#### [WHAT THE TASK REQUIRES]
Give the lines below as a numbered list, leaving out blank lines and any pictures.

#### [RECORDS PROVIDED]
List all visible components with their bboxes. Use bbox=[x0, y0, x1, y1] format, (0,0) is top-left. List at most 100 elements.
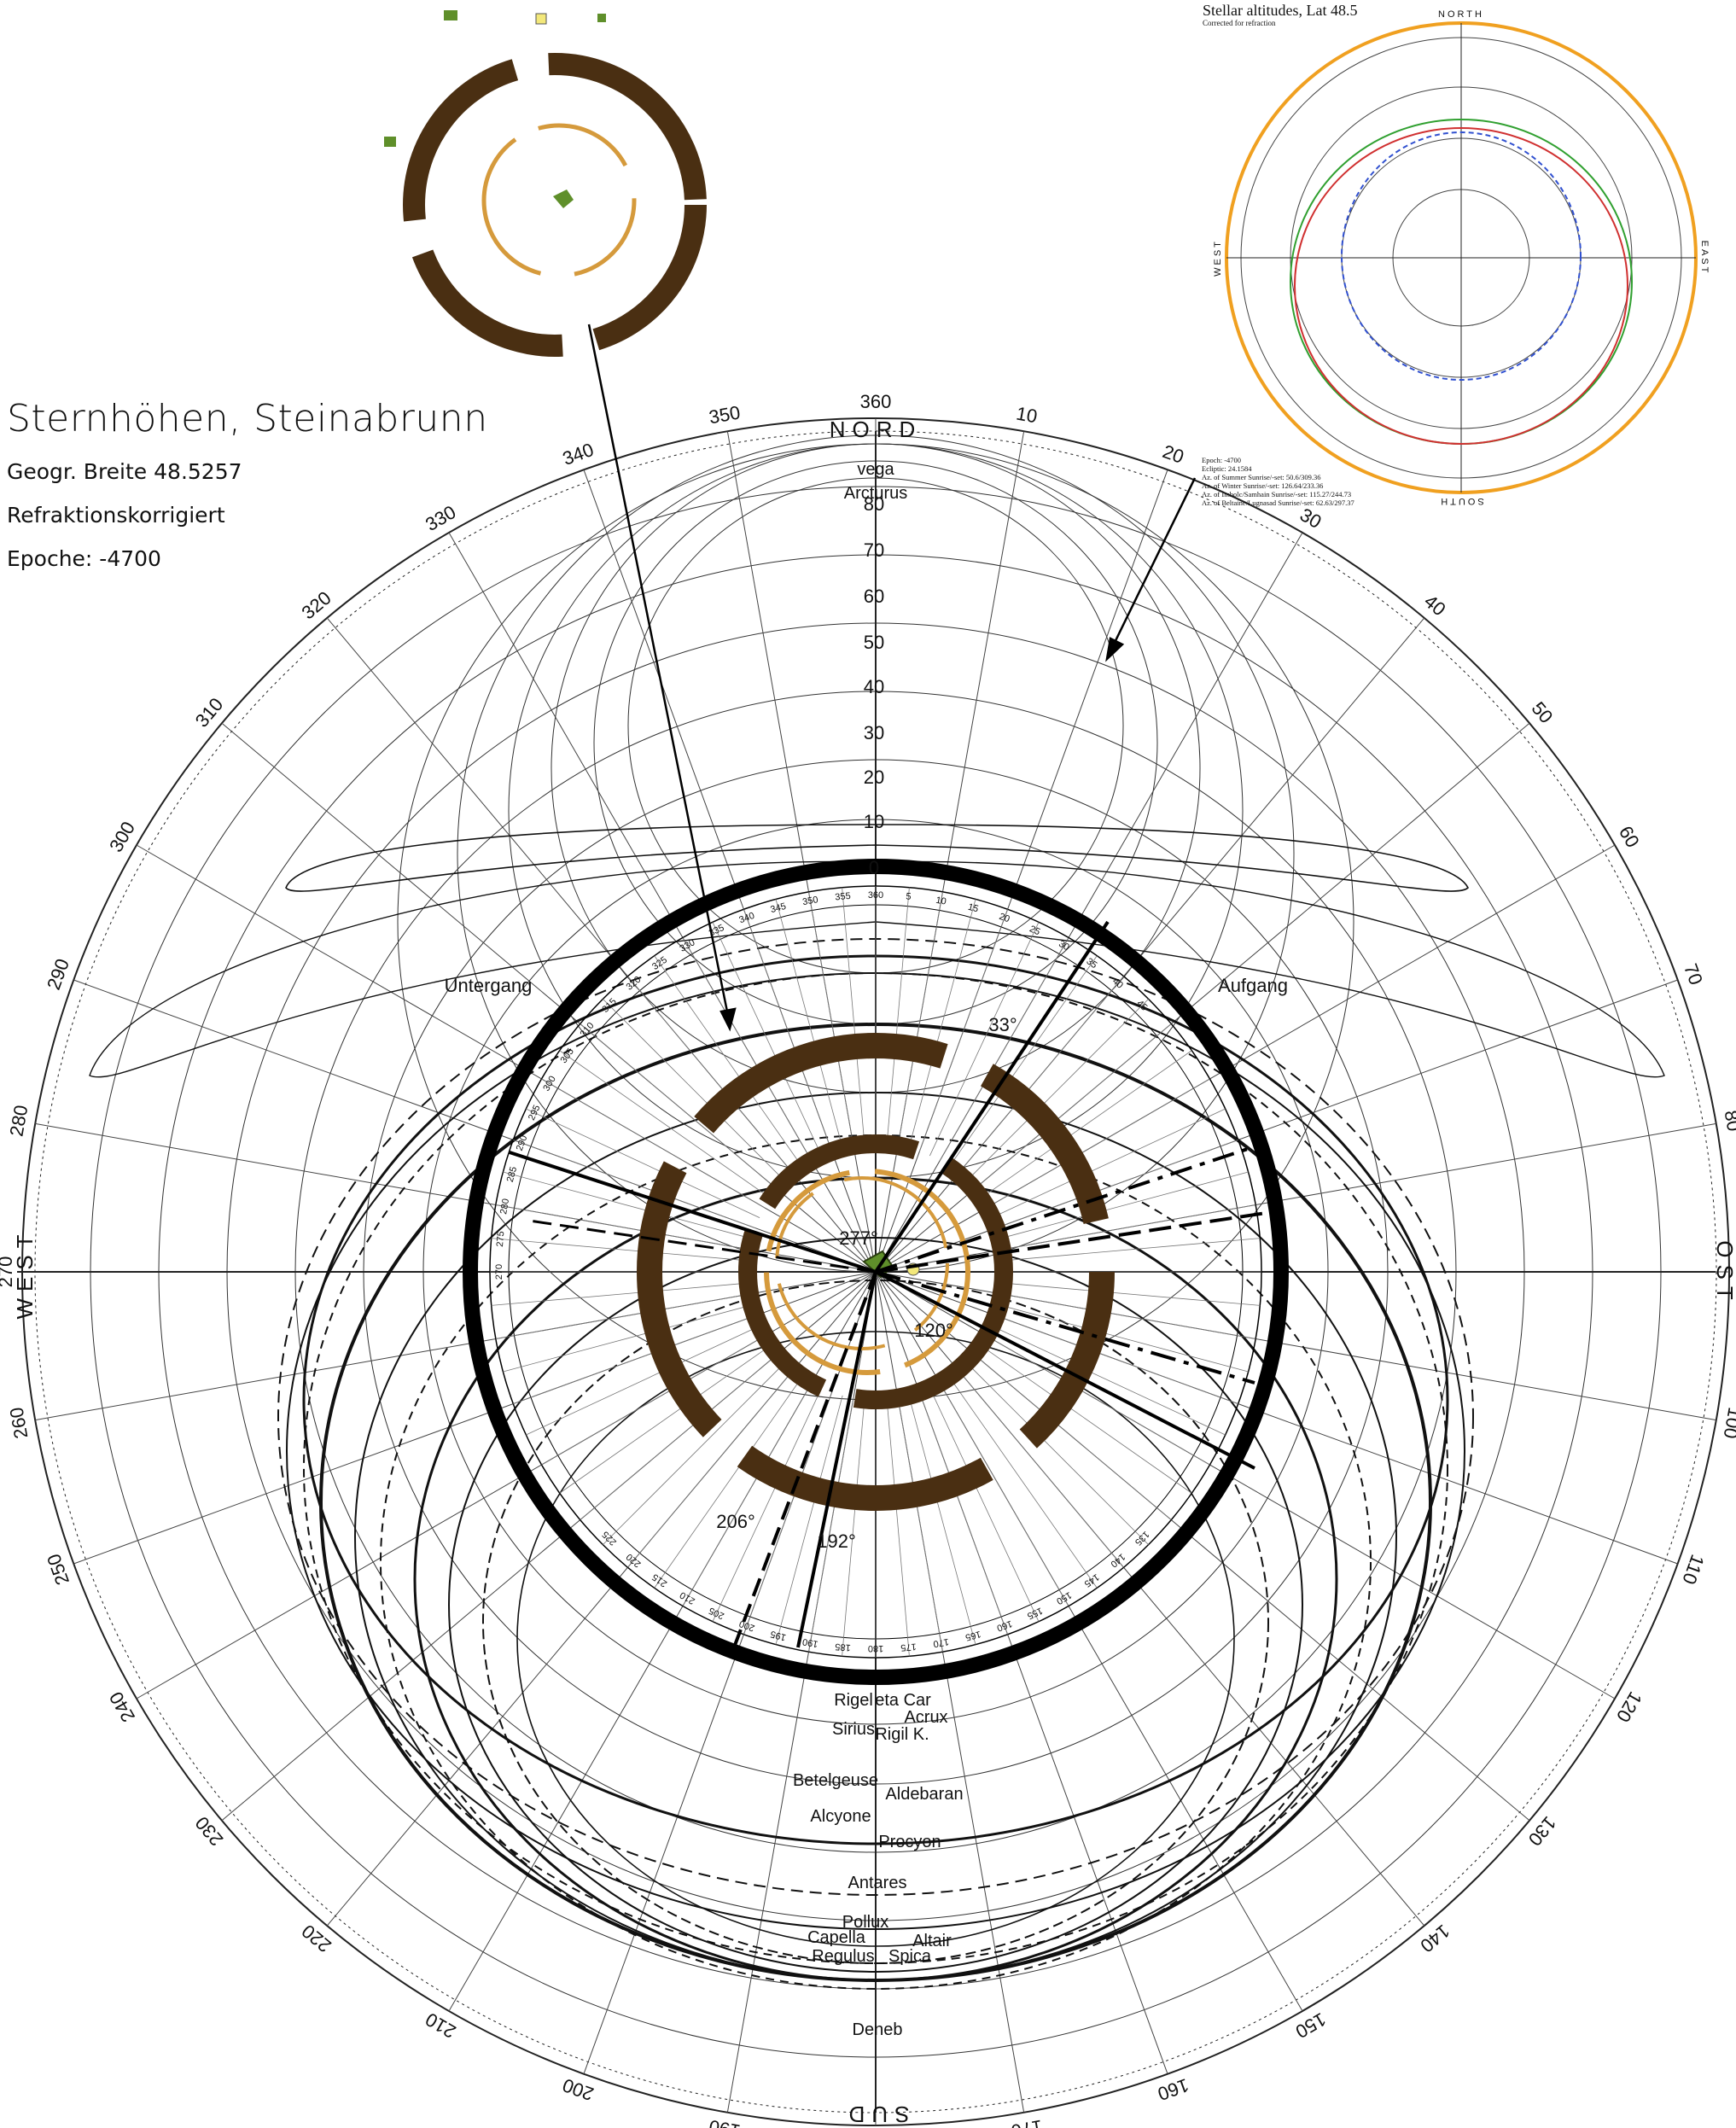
inset-legend-line: Ecliptic: 24.1584 bbox=[1202, 464, 1252, 473]
inner-tick bbox=[991, 1108, 1226, 1218]
inset-legend-line: Az. of Imbolc/Samhain Sunrise/-set: 115.… bbox=[1202, 490, 1352, 498]
inner-tick bbox=[958, 976, 1124, 1175]
inner-tick bbox=[1001, 1204, 1256, 1251]
inner-tick bbox=[948, 955, 1098, 1168]
inner-tick bbox=[682, 937, 813, 1162]
star-label: Procyon bbox=[878, 1833, 941, 1851]
star-label: Regulus bbox=[812, 1947, 874, 1966]
star-label: Pollux bbox=[842, 1913, 888, 1932]
inner-tick bbox=[682, 1382, 813, 1606]
alignment-angle-label: 277° bbox=[839, 1227, 878, 1249]
star-label: Aldebaran bbox=[885, 1785, 963, 1804]
inner-ring-label: 180 bbox=[868, 1643, 883, 1653]
inner-tick bbox=[958, 1369, 1124, 1568]
azimuth-label: 100 bbox=[1720, 1406, 1736, 1441]
inner-tick bbox=[513, 1315, 756, 1404]
azimuth-label: 190 bbox=[708, 2116, 743, 2128]
inner-tick bbox=[1001, 1293, 1256, 1339]
inner-ring-label: 165 bbox=[964, 1629, 982, 1642]
altitude-label: 0 bbox=[869, 857, 879, 878]
north-label: NORD bbox=[830, 417, 923, 442]
inner-tick bbox=[559, 1344, 772, 1494]
inner-ring-label: 185 bbox=[835, 1641, 851, 1653]
inset-legend-line: Az. of Beltaine/Lugnasad Sunrise/-set: 6… bbox=[1202, 498, 1354, 507]
sunrise-label: Aufgang bbox=[1218, 975, 1288, 996]
azimuth-label: 220 bbox=[298, 1921, 335, 1957]
inner-tick bbox=[995, 1315, 1238, 1404]
inset-legend-line: Az. of Winter Sunrise/-set: 126.64/233.3… bbox=[1202, 481, 1324, 490]
inner-tick bbox=[495, 1204, 750, 1251]
inset-subtitle: Corrected for refraction bbox=[1203, 19, 1276, 27]
azimuth-label: 60 bbox=[1615, 822, 1644, 851]
azimuth-label: 350 bbox=[708, 401, 743, 428]
inner-ring-label: 270 bbox=[494, 1264, 504, 1280]
inset-polar-chart bbox=[1225, 21, 1698, 494]
inner-tick bbox=[918, 1391, 1008, 1635]
altitude-label: 30 bbox=[864, 722, 884, 743]
alignment-lines bbox=[509, 920, 1273, 1648]
inner-tick bbox=[897, 1397, 943, 1653]
azimuth-label: 110 bbox=[1678, 1552, 1708, 1588]
inner-tick bbox=[908, 899, 976, 1149]
inner-ring-label: 160 bbox=[995, 1618, 1013, 1634]
inner-tick bbox=[980, 1344, 1192, 1494]
alignment-angle-label: 206° bbox=[716, 1511, 755, 1532]
inner-ring-label: 300 bbox=[541, 1075, 558, 1093]
star-label: Betelgeuse bbox=[793, 1771, 878, 1790]
horizon-ring bbox=[463, 859, 1289, 1685]
inner-ring-label: 285 bbox=[505, 1165, 519, 1183]
inner-ring-label: 145 bbox=[1082, 1571, 1101, 1589]
azimuth-label: 290 bbox=[43, 956, 73, 993]
inner-ring-label: 150 bbox=[1055, 1589, 1074, 1606]
inner-ring-label: 345 bbox=[769, 901, 787, 915]
inner-ring-label: 175 bbox=[900, 1641, 917, 1653]
inner-tick bbox=[965, 999, 1149, 1182]
azimuth-label: 160 bbox=[1155, 2074, 1191, 2105]
inset-north-label: NORTH bbox=[1438, 9, 1484, 20]
inner-tick bbox=[541, 1335, 766, 1466]
inner-tick bbox=[842, 1399, 865, 1657]
label-layer: 3601020304050607080901001101201301401501… bbox=[0, 9, 1736, 2128]
earthwork-rings bbox=[637, 1033, 1115, 1511]
star-label: Antares bbox=[848, 1874, 907, 1892]
inset-west-label: WEST bbox=[1213, 239, 1223, 277]
inner-tick bbox=[712, 922, 822, 1157]
star-label: Deneb bbox=[853, 2020, 903, 2039]
inner-tick bbox=[1003, 1238, 1261, 1262]
inner-tick bbox=[842, 887, 865, 1145]
inner-tick bbox=[495, 1293, 750, 1339]
inner-ring-label: 360 bbox=[868, 890, 883, 901]
azimuth-label: 40 bbox=[1420, 591, 1450, 621]
inner-tick bbox=[980, 1050, 1192, 1199]
azimuth-label: 70 bbox=[1680, 961, 1707, 988]
inner-tick bbox=[603, 999, 786, 1182]
inner-ring-label: 200 bbox=[737, 1618, 755, 1634]
inset-title: Stellar altitudes, Lat 48.5 bbox=[1203, 2, 1358, 19]
inner-tick bbox=[808, 891, 854, 1146]
inner-ring-label: 170 bbox=[932, 1636, 949, 1649]
inner-tick bbox=[491, 1282, 749, 1306]
star-label: Acrux bbox=[904, 1708, 947, 1727]
azimuth-label: 140 bbox=[1416, 1921, 1453, 1957]
inner-tick bbox=[627, 1369, 794, 1568]
inner-ring-label: 210 bbox=[679, 1589, 697, 1606]
epoch-line: Epoche: -4700 bbox=[7, 546, 161, 571]
inner-tick bbox=[654, 1376, 803, 1589]
inset-legend: Epoch: -4700 Ecliptic: 24.1584 Az. of Su… bbox=[1202, 456, 1354, 507]
inner-tick bbox=[939, 937, 1069, 1162]
azimuth-label: 260 bbox=[5, 1406, 32, 1441]
altitude-label: 60 bbox=[864, 586, 884, 607]
alignment-angle-label: 33° bbox=[988, 1014, 1017, 1035]
inner-tick bbox=[503, 1304, 753, 1373]
inner-tick bbox=[948, 1376, 1098, 1589]
latitude-line: Geogr. Breite 48.5257 bbox=[7, 459, 242, 484]
star-label: Altair bbox=[912, 1932, 952, 1950]
inner-ring-label: 355 bbox=[835, 891, 851, 903]
inner-tick bbox=[918, 909, 1008, 1152]
inner-ring-label: 205 bbox=[708, 1605, 726, 1621]
inner-ticks bbox=[490, 886, 1261, 1658]
altitude-label: 80 bbox=[864, 493, 884, 515]
inner-tick bbox=[999, 1171, 1249, 1239]
inner-ring-label: 340 bbox=[737, 911, 755, 926]
altitude-label: 50 bbox=[864, 632, 884, 653]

#### [FULL ANSWER]
1. List all visible components with their bboxes. Use bbox=[x0, y0, x1, y1] format, (0,0) is top-left. List at most 100 elements.
2. inset-legend-line: Ecliptic: 24.1584 bbox=[1202, 464, 1252, 473]
3. inner-tick bbox=[991, 1108, 1226, 1218]
4. inset-legend-line: Az. of Imbolc/Samhain Sunrise/-set: 115.… bbox=[1202, 490, 1352, 498]
5. inner-tick bbox=[958, 976, 1124, 1175]
6. inner-tick bbox=[1001, 1204, 1256, 1251]
7. inner-tick bbox=[948, 955, 1098, 1168]
8. inner-tick bbox=[682, 937, 813, 1162]
9. star-label: Procyon bbox=[878, 1833, 941, 1851]
10. star-label: Regulus bbox=[812, 1947, 874, 1966]
11. star-label: Pollux bbox=[842, 1913, 888, 1932]
12. inner-tick bbox=[682, 1382, 813, 1606]
13. alignment-angle-label: 277° bbox=[839, 1227, 878, 1249]
14. star-label: Aldebaran bbox=[885, 1785, 963, 1804]
15. inner-ring-label: 180 bbox=[868, 1643, 883, 1653]
16. inner-tick bbox=[958, 1369, 1124, 1568]
17. azimuth-label: 100 bbox=[1720, 1406, 1736, 1441]
18. inner-tick bbox=[513, 1315, 756, 1404]
19. azimuth-label: 190 bbox=[708, 2116, 743, 2128]
20. inner-tick bbox=[1001, 1293, 1256, 1339]
21. inner-ring-label: 165 bbox=[964, 1629, 982, 1642]
22. altitude-label: 0 bbox=[869, 857, 879, 878]
23. north-label: NORD bbox=[830, 417, 923, 442]
24. inner-tick bbox=[559, 1344, 772, 1494]
25. inner-ring-label: 185 bbox=[835, 1641, 851, 1653]
26. inset-legend-line: Az. of Beltaine/Lugnasad Sunrise/-set: 6… bbox=[1202, 498, 1354, 507]
27. sunrise-label: Aufgang bbox=[1218, 975, 1288, 996]
28. azimuth-label: 220 bbox=[298, 1921, 335, 1957]
29. inner-tick bbox=[995, 1315, 1238, 1404]
30. inset-legend-line: Az. of Winter Sunrise/-set: 126.64/233.3… bbox=[1202, 481, 1324, 490]
31. inner-tick bbox=[495, 1204, 750, 1251]
32. inset-subtitle: Corrected for refraction bbox=[1203, 19, 1276, 27]
33. azimuth-label: 60 bbox=[1615, 822, 1644, 851]
34. azimuth-label: 350 bbox=[708, 401, 743, 428]
35. inner-ring-label: 270 bbox=[494, 1264, 504, 1280]
36. inset-polar-chart bbox=[1225, 21, 1698, 494]
37. inner-tick bbox=[918, 1391, 1008, 1635]
38. altitude-label: 30 bbox=[864, 722, 884, 743]
39. alignment-lines bbox=[509, 920, 1273, 1648]
40. inner-tick bbox=[897, 1397, 943, 1653]
41. azimuth-label: 110 bbox=[1678, 1552, 1708, 1588]
42. inner-tick bbox=[908, 899, 976, 1149]
43. inner-ring-label: 160 bbox=[995, 1618, 1013, 1634]
44. inner-tick bbox=[980, 1344, 1192, 1494]
45. alignment-angle-label: 206° bbox=[716, 1511, 755, 1532]
46. inner-ring-label: 300 bbox=[541, 1075, 558, 1093]
47. star-label: Betelgeuse bbox=[793, 1771, 878, 1790]
48. horizon-ring bbox=[463, 859, 1289, 1685]
49. inner-ring-label: 285 bbox=[505, 1165, 519, 1183]
50. inner-ring-label: 145 bbox=[1082, 1571, 1101, 1589]
51. azimuth-label: 290 bbox=[43, 956, 73, 993]
52. inner-ring-label: 150 bbox=[1055, 1589, 1074, 1606]
53. inner-ring-label: 345 bbox=[769, 901, 787, 915]
54. inner-ring-label: 175 bbox=[900, 1641, 917, 1653]
55. inner-tick bbox=[965, 999, 1149, 1182]
56. azimuth-label: 160 bbox=[1155, 2074, 1191, 2105]
57. inset-north-label: NORTH bbox=[1438, 9, 1484, 20]
58. inner-tick bbox=[541, 1335, 766, 1466]
59. inner-tick bbox=[842, 1399, 865, 1657]
60. label-layer: 3601020304050607080901001101201301401501… bbox=[0, 9, 1736, 2128]
61. earthwork-rings bbox=[637, 1033, 1115, 1511]
62. star-label: Antares bbox=[848, 1874, 907, 1892]
63. inset-west-label: WEST bbox=[1213, 239, 1223, 277]
64. inner-tick bbox=[712, 922, 822, 1157]
65. star-label: Deneb bbox=[853, 2020, 903, 2039]
66. inner-tick bbox=[1003, 1238, 1261, 1262]
67. inner-tick bbox=[842, 887, 865, 1145]
68. inner-tick bbox=[495, 1293, 750, 1339]
69. inner-ring-label: 360 bbox=[868, 890, 883, 901]
70. azimuth-label: 40 bbox=[1420, 591, 1450, 621]
71. inner-tick bbox=[980, 1050, 1192, 1199]
72. azimuth-label: 70 bbox=[1680, 961, 1707, 988]
73. inner-tick bbox=[603, 999, 786, 1182]
74. inner-ring-label: 200 bbox=[737, 1618, 755, 1634]
75. inset-title: Stellar altitudes, Lat 48.5 bbox=[1203, 2, 1358, 19]
76. inner-tick bbox=[808, 891, 854, 1146]
77. inner-ring-label: 170 bbox=[932, 1636, 949, 1649]
78. inner-tick bbox=[491, 1282, 749, 1306]
79. star-label: Acrux bbox=[904, 1708, 947, 1727]
80. azimuth-label: 140 bbox=[1416, 1921, 1453, 1957]
81. inner-tick bbox=[627, 1369, 794, 1568]
82. inner-ring-label: 210 bbox=[679, 1589, 697, 1606]
83. epoch-line: Epoche: -4700 bbox=[7, 546, 161, 571]
84. inner-tick bbox=[654, 1376, 803, 1589]
85. inset-legend: Epoch: -4700 Ecliptic: 24.1584 Az. of Su… bbox=[1202, 456, 1354, 507]
86. inner-tick bbox=[939, 937, 1069, 1162]
87. azimuth-label: 260 bbox=[5, 1406, 32, 1441]
88. altitude-label: 60 bbox=[864, 586, 884, 607]
89. alignment-angle-label: 33° bbox=[988, 1014, 1017, 1035]
90. inner-tick bbox=[503, 1304, 753, 1373]
91. inner-tick bbox=[948, 1376, 1098, 1589]
92. latitude-line: Geogr. Breite 48.5257 bbox=[7, 459, 242, 484]
93. star-label: Altair bbox=[912, 1932, 952, 1950]
94. inner-ring-label: 355 bbox=[835, 891, 851, 903]
95. inner-tick bbox=[918, 909, 1008, 1152]
96. inner-ring-label: 205 bbox=[708, 1605, 726, 1621]
97. inner-ticks bbox=[490, 886, 1261, 1658]
98. altitude-label: 80 bbox=[864, 493, 884, 515]
99. inner-tick bbox=[999, 1171, 1249, 1239]
100. inner-ring-label: 340 bbox=[737, 911, 755, 926]
101. altitude-label: 50 bbox=[864, 632, 884, 653]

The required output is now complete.